### WRITTEN INSTRUCTION:
Lines that include the word "this" are the ones to copy.

[Items from a data source]

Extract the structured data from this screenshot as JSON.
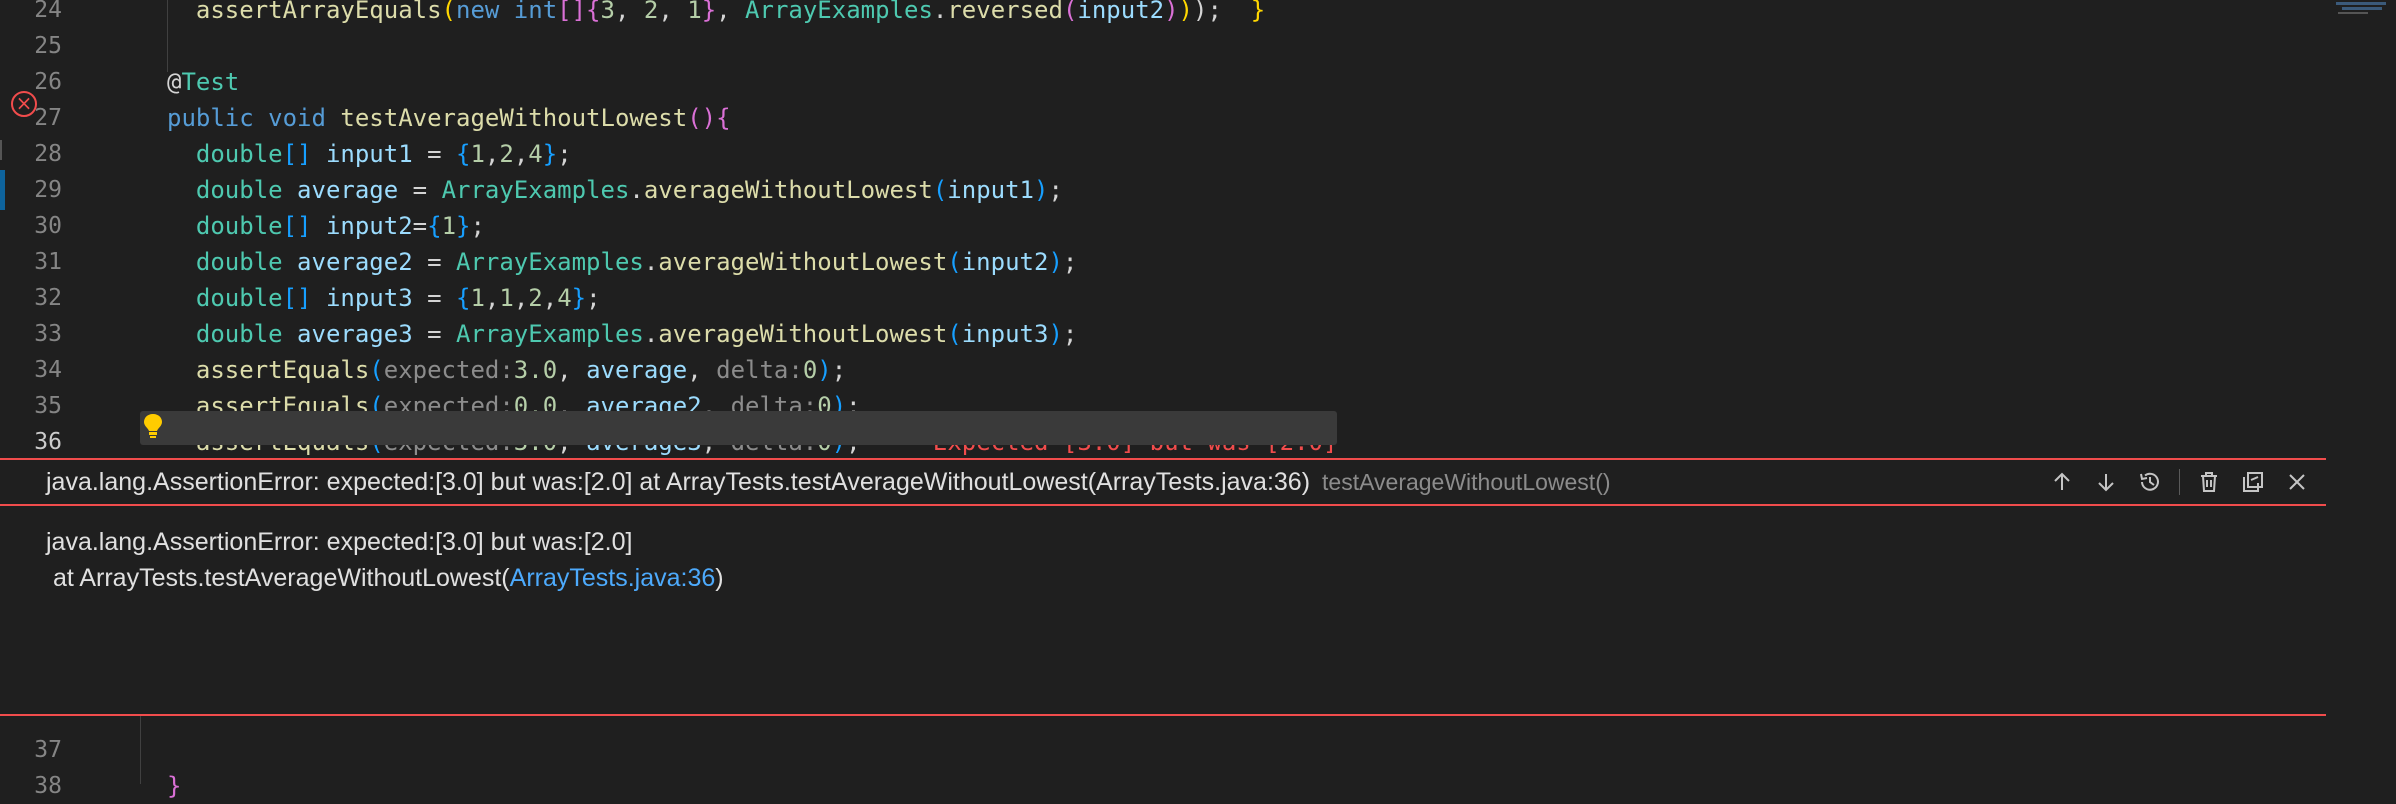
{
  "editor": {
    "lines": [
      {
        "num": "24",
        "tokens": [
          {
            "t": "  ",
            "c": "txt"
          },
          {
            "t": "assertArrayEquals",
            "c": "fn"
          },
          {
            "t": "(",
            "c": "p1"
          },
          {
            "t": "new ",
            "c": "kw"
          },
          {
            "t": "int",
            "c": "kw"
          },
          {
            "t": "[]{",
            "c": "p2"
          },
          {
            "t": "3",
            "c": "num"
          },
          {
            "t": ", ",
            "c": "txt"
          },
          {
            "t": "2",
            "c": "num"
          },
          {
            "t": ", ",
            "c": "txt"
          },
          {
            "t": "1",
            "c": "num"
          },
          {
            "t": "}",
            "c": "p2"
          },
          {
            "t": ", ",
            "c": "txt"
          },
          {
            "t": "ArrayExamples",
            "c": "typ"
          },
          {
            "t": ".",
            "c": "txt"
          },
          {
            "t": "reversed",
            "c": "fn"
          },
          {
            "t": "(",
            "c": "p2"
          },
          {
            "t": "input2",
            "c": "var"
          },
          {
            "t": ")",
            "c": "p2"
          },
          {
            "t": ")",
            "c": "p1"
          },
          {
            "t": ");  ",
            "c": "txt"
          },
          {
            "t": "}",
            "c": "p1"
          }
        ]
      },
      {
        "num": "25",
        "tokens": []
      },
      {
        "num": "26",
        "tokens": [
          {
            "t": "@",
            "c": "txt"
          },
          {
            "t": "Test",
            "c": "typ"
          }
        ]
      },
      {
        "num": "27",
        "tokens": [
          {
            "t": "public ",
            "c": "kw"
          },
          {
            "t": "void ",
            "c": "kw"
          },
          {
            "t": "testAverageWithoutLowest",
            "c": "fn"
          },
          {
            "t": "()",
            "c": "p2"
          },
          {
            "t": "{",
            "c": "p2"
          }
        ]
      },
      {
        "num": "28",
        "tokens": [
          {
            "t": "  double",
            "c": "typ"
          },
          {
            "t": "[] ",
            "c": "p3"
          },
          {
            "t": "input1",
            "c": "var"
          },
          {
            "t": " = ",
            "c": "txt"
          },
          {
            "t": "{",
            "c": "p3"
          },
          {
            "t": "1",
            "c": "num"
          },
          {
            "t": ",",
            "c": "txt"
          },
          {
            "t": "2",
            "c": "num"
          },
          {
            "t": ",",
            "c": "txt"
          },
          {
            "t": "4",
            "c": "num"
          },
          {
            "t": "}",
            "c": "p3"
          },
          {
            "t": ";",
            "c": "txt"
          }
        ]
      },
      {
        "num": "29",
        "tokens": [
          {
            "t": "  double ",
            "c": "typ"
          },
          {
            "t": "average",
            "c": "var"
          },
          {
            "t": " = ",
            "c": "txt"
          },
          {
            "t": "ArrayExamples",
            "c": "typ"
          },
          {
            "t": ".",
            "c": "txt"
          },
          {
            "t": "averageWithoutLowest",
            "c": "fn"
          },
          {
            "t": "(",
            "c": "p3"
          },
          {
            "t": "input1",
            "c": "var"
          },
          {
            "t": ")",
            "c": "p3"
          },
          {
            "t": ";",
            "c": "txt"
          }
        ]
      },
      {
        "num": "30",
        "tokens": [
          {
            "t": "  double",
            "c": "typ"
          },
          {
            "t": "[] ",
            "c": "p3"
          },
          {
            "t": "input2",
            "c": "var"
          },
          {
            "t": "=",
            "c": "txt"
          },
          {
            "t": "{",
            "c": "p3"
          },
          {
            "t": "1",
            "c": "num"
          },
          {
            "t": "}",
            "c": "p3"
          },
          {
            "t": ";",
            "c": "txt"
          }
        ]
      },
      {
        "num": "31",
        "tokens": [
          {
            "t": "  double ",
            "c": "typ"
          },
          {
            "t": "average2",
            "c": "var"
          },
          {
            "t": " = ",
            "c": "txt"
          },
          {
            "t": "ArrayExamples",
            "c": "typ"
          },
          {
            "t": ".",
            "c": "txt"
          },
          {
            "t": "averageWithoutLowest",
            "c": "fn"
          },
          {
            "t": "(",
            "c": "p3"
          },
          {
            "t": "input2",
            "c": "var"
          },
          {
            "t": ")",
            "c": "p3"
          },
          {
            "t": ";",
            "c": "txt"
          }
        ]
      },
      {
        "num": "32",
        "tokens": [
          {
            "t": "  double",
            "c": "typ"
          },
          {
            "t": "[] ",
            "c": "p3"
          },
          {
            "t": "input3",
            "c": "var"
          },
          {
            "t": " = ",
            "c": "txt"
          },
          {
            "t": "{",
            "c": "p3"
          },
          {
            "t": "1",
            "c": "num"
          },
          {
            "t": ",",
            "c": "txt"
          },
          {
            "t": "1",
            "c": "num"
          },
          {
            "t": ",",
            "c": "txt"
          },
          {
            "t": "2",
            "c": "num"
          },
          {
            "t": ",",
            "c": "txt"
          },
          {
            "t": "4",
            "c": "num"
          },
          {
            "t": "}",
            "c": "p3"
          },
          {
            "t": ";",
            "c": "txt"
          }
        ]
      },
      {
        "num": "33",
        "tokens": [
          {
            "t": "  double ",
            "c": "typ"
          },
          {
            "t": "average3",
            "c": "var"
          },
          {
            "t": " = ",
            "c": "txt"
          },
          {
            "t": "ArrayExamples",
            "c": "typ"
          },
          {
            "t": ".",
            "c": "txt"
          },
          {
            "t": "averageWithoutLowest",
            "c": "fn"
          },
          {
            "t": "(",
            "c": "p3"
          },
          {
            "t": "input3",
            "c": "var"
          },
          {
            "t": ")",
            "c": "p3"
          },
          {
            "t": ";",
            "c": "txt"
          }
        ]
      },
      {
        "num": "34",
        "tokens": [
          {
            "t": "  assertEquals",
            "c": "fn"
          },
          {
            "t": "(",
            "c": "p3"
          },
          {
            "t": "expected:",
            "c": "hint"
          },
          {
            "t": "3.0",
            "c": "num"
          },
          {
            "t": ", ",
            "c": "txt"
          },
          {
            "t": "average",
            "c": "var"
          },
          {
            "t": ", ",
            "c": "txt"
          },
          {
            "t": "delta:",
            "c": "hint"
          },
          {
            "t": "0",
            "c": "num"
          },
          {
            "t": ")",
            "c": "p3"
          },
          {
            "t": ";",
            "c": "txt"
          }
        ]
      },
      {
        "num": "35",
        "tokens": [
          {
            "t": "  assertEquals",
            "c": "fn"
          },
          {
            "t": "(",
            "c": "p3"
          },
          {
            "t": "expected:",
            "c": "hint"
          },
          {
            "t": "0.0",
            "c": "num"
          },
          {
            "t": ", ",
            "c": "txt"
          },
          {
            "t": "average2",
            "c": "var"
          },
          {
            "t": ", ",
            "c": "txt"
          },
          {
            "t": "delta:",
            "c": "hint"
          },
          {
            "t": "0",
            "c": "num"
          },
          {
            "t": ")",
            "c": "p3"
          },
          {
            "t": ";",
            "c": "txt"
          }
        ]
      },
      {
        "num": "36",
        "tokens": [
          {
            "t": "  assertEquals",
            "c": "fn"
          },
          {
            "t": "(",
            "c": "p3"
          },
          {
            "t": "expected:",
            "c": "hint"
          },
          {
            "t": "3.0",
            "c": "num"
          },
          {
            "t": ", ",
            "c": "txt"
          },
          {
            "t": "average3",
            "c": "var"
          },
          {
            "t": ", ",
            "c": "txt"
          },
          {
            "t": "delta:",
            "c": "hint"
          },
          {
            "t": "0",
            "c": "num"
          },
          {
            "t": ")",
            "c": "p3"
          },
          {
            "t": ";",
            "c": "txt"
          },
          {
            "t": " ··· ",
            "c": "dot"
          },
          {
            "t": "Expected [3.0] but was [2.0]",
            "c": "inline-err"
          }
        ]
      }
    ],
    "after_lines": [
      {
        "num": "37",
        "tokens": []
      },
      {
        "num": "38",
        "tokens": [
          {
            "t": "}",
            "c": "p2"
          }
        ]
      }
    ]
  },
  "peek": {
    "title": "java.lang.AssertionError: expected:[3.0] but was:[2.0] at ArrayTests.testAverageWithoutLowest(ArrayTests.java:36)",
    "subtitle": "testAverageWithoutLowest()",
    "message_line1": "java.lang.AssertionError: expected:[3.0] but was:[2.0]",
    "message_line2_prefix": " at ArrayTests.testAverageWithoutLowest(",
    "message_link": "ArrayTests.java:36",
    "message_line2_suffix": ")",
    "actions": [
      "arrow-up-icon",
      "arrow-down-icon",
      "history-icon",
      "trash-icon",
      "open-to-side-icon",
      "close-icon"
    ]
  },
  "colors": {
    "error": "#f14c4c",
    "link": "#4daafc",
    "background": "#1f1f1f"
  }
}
==
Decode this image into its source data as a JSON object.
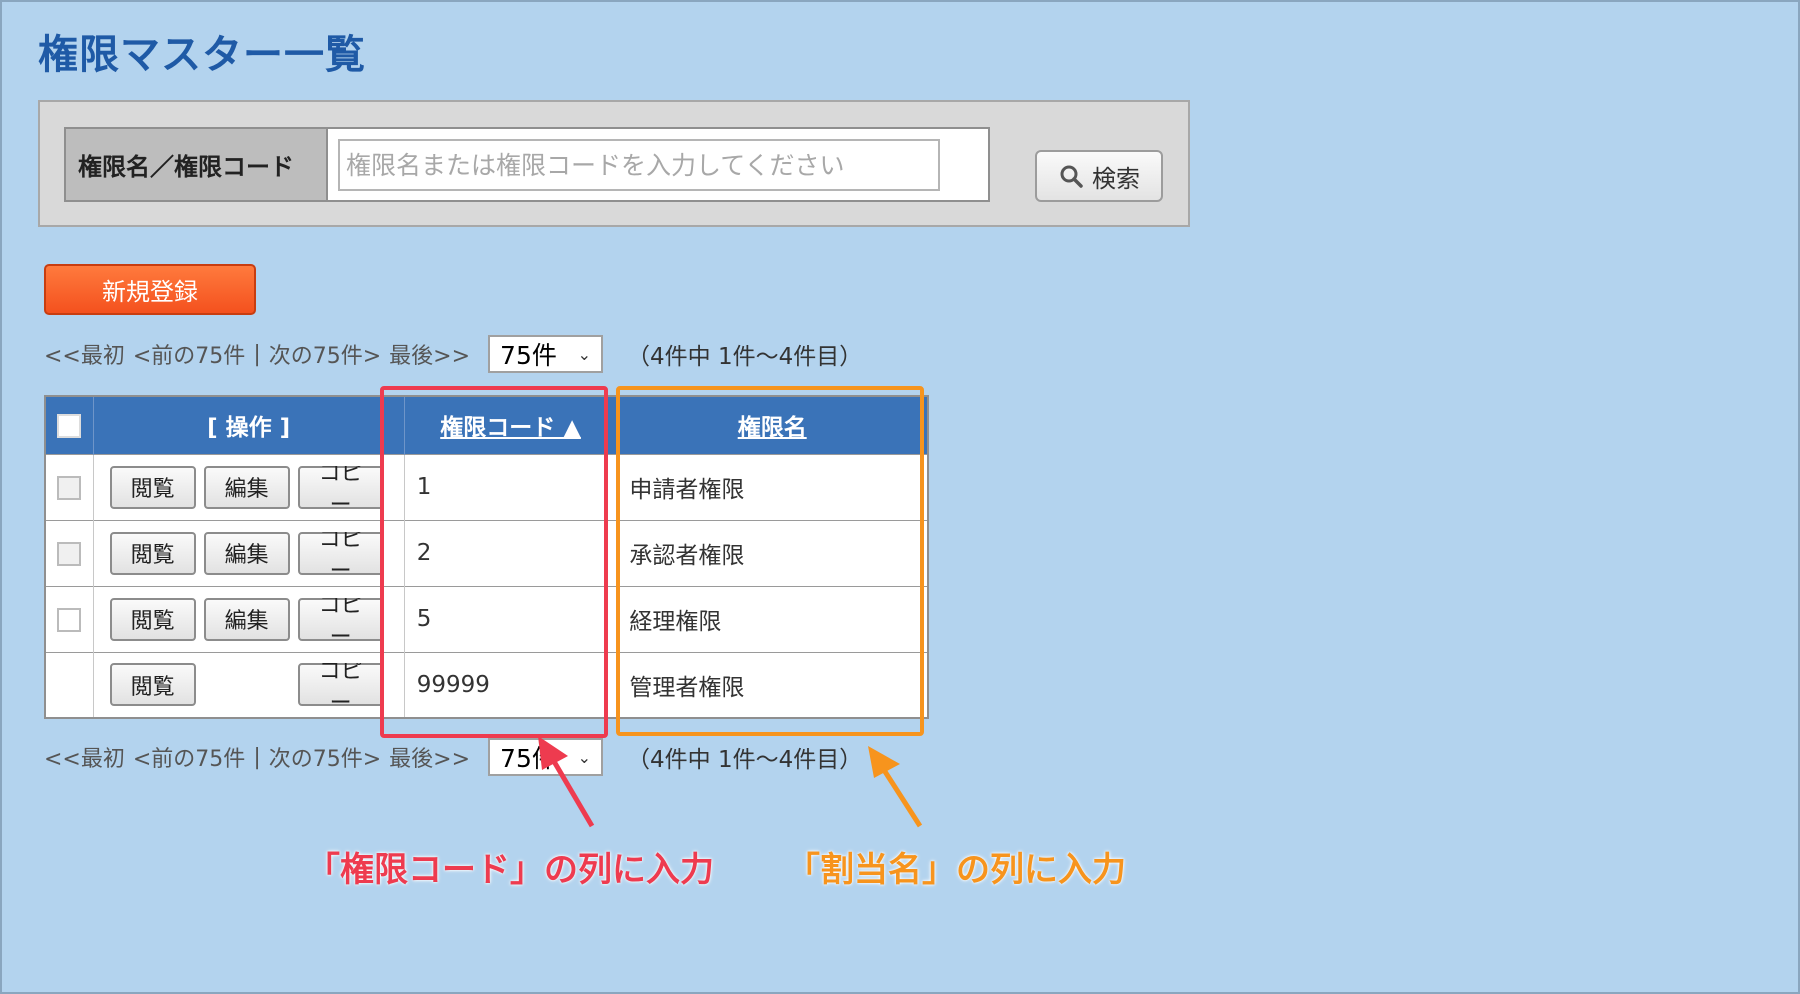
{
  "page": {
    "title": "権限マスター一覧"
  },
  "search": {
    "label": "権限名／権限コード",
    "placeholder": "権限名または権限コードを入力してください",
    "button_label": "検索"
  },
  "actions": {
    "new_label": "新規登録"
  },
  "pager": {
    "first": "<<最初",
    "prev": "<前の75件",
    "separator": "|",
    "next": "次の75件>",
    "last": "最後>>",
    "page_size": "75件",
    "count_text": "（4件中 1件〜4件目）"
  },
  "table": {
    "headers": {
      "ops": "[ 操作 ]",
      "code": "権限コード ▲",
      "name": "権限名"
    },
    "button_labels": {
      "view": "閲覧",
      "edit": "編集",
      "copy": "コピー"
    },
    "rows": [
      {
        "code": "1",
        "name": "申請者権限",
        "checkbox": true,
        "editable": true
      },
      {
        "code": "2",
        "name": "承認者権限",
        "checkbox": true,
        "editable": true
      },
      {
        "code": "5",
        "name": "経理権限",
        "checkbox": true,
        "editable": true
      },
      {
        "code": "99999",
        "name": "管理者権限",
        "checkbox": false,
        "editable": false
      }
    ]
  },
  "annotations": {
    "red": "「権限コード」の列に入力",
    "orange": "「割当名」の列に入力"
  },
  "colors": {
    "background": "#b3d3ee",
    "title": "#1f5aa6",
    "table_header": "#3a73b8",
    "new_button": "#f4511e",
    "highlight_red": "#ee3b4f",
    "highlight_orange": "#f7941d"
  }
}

### EXPECTED ANSWER:
Extract the structured data from this screenshot as JSON.
Decode this image into its source data as a JSON object.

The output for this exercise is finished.